◆ **Text provided**:
-- Opening Marker --
Ray Bradbury Dead: 'Fahrenheit 451' Author Dies At 91

Ray Bradbury Dies At 91

Author Ray Bradbury died Wednesday morning in Los Angeles at the age of 91, reports io9. Bradbury's family and biographer Sam Weller confirmed the news.

The author of more than 50 books, Bradbury's work spanned genres of science fiction, horror and mystery. He was most widely known for his novels “The Martian Chronicles,” Dandelion Wine," “Something Wicked This Way Comes” and his classic dystopian novel "Fahrenheit 451," which has been a contested staple of school reading lists since its publication in 1953.

Many of Bradbury's works were adapted for television and film, including "Fahrenheit 451," which Francois Truffaut wrote and directed a film version of in 1966. Bradbury himself scripted several screenplays, including John Huston's 1956 version of "Moby Dick."

"What I have always been is a hybrid author," Bradbury said in 2009. "I am completely in love with movies, and I am completely in love with theater, and I am completely in love with libraries."

In recent years, Bradbury was still prolific despite the aftereffects of a stroke, according to the AP, "turning out new novels, plays, screenplays and a volume of poetry." He reportedly wrote daily in the basement office of his home in L.A.'s Cheviot Hills neighborhood, and was a frequent presence at literary events around the city.
-- Closing Marker --
◆ **Provided material**:
-- Opening Marker --
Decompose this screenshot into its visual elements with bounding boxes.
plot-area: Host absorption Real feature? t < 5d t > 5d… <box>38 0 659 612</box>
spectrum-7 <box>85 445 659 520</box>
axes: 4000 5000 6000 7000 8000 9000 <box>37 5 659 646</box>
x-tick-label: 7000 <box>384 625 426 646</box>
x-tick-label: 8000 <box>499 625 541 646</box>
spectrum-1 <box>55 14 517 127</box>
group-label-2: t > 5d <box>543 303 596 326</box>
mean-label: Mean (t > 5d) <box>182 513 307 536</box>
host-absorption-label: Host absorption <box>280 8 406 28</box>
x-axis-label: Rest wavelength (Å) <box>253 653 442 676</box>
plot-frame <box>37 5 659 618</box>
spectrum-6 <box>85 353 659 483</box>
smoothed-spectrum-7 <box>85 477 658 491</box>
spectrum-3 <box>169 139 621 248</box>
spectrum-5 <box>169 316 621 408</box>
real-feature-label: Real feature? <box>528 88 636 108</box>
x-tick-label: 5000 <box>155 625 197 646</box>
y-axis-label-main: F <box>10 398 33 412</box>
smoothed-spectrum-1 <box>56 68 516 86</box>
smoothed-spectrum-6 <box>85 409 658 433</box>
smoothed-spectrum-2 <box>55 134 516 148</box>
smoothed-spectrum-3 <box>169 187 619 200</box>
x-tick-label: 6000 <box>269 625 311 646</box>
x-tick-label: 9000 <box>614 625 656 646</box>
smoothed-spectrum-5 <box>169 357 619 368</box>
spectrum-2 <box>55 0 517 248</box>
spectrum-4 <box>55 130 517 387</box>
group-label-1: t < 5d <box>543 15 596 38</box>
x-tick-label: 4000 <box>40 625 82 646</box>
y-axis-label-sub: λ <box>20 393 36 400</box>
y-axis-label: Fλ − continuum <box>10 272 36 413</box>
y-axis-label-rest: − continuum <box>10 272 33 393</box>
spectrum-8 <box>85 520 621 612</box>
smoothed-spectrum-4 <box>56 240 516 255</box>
-- Closing Marker --
◆ **Tasks to perform**:
a: In the article on Ray Bradbury's death, who confirmed the news along with his family?
b: Reproduce the stretch of the article on Ray Bradbury's death from "Author Ray Bradbury" through "confirmed the news.", substituting "Tuesday" for "Wednesday".
c: Pick up the article on Ray Bradbury's death after its final sentence and continue it.

◆ **Numbered responses**:
a: His biographer, Sam Weller, confirmed the news.

b:
Author Ray Bradbury died Tuesday morning in Los Angeles at the age of 91, reports io9. Bradbury's family and biographer Sam Weller confirmed the news.

c:
Born in Waukegan, Illinois in 1920, Bradbury moved with his family to California in the spring of 1934, where he lived until his death. The son of a lineman for the local power company, he was a lover of literature from an early age, especially the books of L. Frank Baum and Edgar Allan Poe.

Bradbury, who never went to college, experienced a steady stream of critical and commercial success after he shot into the mainstream with his 1950 short story collection "The Martian Chronicles." In a series of loosely intertwined tales structurally inspired by Sherwood Anderson's "Winesburg, Ohio," the collection tells the story of the colonization of Mars by humans fleeing Earth.

In a 2010 interview with The Paris Review, he reflected on how science fiction offers a more precise lens for cultural criticism than straight fiction.

The mainstream hasn’t been paying attention to all the changes in our culture during the last fifty years. The major ideas of our time—developments in medicine, the importance of space exploration to advance our species—have been neglected. The critics are generally wrong, or they’re fifteen, twenty years late. It’s a great shame. They miss out on a lot. Why the fiction of ideas should be so neglected is beyond me. I can’t explain it, except in terms of intellectual snobbery.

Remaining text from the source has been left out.